## Challenge
Review the lines that follow and copy each one that contains the word "Jataria".

## The data
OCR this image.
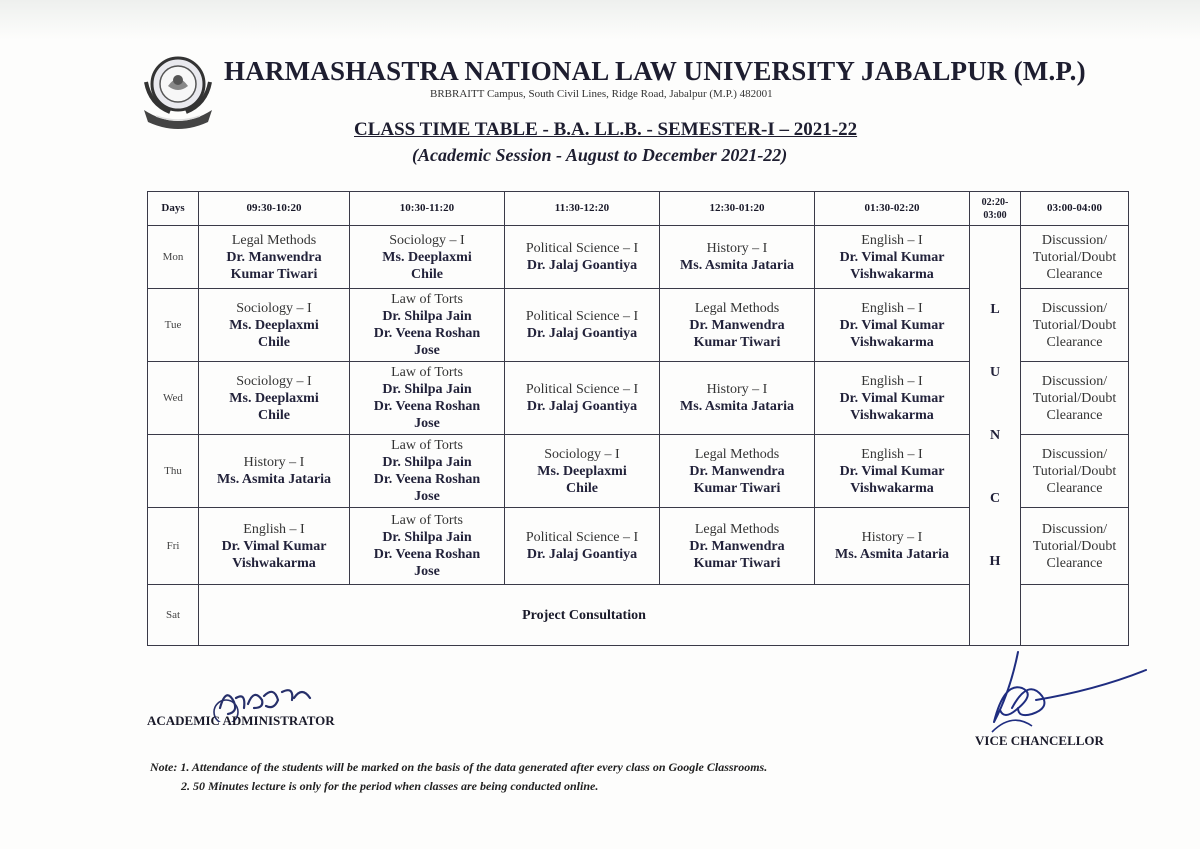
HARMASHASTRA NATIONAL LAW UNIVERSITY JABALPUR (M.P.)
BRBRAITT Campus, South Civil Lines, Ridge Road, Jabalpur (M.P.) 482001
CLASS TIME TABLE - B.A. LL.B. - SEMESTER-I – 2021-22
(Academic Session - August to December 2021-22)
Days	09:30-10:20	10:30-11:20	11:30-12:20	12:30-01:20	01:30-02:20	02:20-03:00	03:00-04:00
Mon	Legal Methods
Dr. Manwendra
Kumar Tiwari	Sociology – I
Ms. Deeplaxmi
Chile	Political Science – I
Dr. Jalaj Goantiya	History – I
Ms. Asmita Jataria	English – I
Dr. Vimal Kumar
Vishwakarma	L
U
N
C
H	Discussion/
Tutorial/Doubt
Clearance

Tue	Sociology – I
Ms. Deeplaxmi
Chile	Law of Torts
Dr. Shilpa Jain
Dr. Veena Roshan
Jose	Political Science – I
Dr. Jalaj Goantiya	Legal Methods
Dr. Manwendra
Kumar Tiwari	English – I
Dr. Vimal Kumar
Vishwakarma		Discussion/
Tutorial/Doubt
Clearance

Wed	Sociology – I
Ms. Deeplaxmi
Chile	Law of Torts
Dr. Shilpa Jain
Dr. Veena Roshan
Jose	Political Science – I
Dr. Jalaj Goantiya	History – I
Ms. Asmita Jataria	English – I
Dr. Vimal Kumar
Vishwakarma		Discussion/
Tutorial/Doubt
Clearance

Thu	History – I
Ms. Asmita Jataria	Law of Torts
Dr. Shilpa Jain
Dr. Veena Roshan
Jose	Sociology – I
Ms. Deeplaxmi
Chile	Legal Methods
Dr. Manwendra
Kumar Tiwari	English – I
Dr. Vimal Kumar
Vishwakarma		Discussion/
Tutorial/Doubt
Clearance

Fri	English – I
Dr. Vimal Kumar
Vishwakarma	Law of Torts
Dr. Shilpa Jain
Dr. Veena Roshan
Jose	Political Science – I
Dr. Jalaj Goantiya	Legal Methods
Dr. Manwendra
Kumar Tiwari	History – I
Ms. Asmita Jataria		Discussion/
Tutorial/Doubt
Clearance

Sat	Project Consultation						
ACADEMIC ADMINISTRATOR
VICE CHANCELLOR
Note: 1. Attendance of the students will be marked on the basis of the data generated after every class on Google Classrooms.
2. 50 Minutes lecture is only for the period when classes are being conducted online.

## Exercise answer
Ms. Asmita Jataria	English – I
Ms. Asmita Jataria	English – I
Ms. Asmita Jataria	Law of Torts
Ms. Asmita Jataria		Discussion/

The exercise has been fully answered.